--- Directions ---
Print out every line, exactly as written.

* * * * *

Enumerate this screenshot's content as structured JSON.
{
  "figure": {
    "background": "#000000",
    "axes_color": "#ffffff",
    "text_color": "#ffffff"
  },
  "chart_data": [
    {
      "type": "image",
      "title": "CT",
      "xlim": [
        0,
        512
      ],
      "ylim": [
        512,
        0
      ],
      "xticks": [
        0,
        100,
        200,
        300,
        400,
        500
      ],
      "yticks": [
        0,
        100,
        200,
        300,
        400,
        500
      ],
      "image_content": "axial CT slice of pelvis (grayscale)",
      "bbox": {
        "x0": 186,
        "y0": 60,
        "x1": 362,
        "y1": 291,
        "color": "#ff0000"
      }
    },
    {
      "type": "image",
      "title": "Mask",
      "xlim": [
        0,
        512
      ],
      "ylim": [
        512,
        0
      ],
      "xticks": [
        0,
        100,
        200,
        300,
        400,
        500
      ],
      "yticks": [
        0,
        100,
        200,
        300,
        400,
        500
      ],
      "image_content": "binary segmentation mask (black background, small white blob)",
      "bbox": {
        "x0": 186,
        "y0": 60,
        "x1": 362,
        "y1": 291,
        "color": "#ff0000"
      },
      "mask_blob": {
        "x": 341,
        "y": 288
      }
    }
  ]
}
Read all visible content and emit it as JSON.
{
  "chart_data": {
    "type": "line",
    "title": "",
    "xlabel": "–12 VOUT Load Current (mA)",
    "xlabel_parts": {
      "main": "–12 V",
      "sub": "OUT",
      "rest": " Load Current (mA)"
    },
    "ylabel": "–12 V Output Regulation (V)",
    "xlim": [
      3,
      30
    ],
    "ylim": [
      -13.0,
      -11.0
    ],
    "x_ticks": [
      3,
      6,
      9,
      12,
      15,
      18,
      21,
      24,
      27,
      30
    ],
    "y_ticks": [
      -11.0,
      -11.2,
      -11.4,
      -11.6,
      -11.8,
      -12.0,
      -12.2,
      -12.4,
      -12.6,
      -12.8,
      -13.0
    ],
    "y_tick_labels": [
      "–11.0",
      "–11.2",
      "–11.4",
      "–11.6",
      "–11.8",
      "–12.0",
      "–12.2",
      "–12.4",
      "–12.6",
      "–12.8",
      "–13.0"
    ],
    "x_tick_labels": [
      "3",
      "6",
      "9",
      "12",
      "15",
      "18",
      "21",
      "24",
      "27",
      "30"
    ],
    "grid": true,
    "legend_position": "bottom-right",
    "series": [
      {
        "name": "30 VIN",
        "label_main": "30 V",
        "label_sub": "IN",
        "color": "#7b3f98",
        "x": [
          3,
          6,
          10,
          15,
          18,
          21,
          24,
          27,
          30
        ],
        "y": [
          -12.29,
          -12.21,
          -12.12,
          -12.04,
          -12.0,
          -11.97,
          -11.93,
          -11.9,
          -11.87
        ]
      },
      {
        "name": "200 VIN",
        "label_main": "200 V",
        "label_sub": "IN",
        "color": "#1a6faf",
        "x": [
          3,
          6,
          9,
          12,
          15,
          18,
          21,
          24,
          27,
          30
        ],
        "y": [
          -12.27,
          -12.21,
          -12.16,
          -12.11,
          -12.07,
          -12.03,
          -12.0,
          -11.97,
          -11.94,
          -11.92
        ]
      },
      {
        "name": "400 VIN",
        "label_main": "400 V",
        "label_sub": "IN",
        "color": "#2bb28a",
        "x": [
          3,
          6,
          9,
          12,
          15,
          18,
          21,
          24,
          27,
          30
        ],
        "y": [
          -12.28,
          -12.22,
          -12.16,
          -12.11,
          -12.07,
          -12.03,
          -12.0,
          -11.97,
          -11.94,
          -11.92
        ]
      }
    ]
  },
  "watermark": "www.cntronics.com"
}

* * * * *

--- Solution for this problem ---
Enumerate this screenshot's content as structured JSON.
{
  "figure": {
    "background": "#000000",
    "axes_color": "#ffffff",
    "text_color": "#ffffff"
  },
  "chart_data": [
    {
      "type": "image",
      "title": "CT",
      "xlim": [
        0,
        512
      ],
      "ylim": [
        512,
        0
      ],
      "xticks": [
        0,
        100,
        200,
        300,
        400,
        500
      ],
      "yticks": [
        0,
        100,
        200,
        300,
        400,
        500
      ],
      "image_content": "axial CT slice of pelvis (grayscale)",
      "bbox": {
        "x0": 186,
        "y0": 60,
        "x1": 362,
        "y1": 291,
        "color": "#ff0000"
      }
    },
    {
      "type": "image",
      "title": "Mask",
      "xlim": [
        0,
        512
      ],
      "ylim": [
        512,
        0
      ],
      "xticks": [
        0,
        100,
        200,
        300,
        400,
        500
      ],
      "yticks": [
        0,
        100,
        200,
        300,
        400,
        500
      ],
      "image_content": "binary segmentation mask (black background, small white blob)",
      "bbox": {
        "x0": 186,
        "y0": 60,
        "x1": 362,
        "y1": 291,
        "color": "#ff0000"
      },
      "mask_blob": {
        "x": 341,
        "y": 288
      }
    }
  ]
}
Read all visible content and emit it as JSON.
{
  "chart_data": {
    "type": "line",
    "title": "",
    "xlabel": "–12 VOUT Load Current (mA)",
    "xlabel_parts": {
      "main": "–12 V",
      "sub": "OUT",
      "rest": " Load Current (mA)"
    },
    "ylabel": "–12 V Output Regulation (V)",
    "xlim": [
      3,
      30
    ],
    "ylim": [
      -13.0,
      -11.0
    ],
    "x_ticks": [
      3,
      6,
      9,
      12,
      15,
      18,
      21,
      24,
      27,
      30
    ],
    "y_ticks": [
      -11.0,
      -11.2,
      -11.4,
      -11.6,
      -11.8,
      -12.0,
      -12.2,
      -12.4,
      -12.6,
      -12.8,
      -13.0
    ],
    "y_tick_labels": [
      "–11.0",
      "–11.2",
      "–11.4",
      "–11.6",
      "–11.8",
      "–12.0",
      "–12.2",
      "–12.4",
      "–12.6",
      "–12.8",
      "–13.0"
    ],
    "x_tick_labels": [
      "3",
      "6",
      "9",
      "12",
      "15",
      "18",
      "21",
      "24",
      "27",
      "30"
    ],
    "grid": true,
    "legend_position": "bottom-right",
    "series": [
      {
        "name": "30 VIN",
        "label_main": "30 V",
        "label_sub": "IN",
        "color": "#7b3f98",
        "x": [
          3,
          6,
          10,
          15,
          18,
          21,
          24,
          27,
          30
        ],
        "y": [
          -12.29,
          -12.21,
          -12.12,
          -12.04,
          -12.0,
          -11.97,
          -11.93,
          -11.9,
          -11.87
        ]
      },
      {
        "name": "200 VIN",
        "label_main": "200 V",
        "label_sub": "IN",
        "color": "#1a6faf",
        "x": [
          3,
          6,
          9,
          12,
          15,
          18,
          21,
          24,
          27,
          30
        ],
        "y": [
          -12.27,
          -12.21,
          -12.16,
          -12.11,
          -12.07,
          -12.03,
          -12.0,
          -11.97,
          -11.94,
          -11.92
        ]
      },
      {
        "name": "400 VIN",
        "label_main": "400 V",
        "label_sub": "IN",
        "color": "#2bb28a",
        "x": [
          3,
          6,
          9,
          12,
          15,
          18,
          21,
          24,
          27,
          30
        ],
        "y": [
          -12.28,
          -12.22,
          -12.16,
          -12.11,
          -12.07,
          -12.03,
          -12.0,
          -11.97,
          -11.94,
          -11.92
        ]
      }
    ]
  },
  "watermark": "www.cntronics.com"
}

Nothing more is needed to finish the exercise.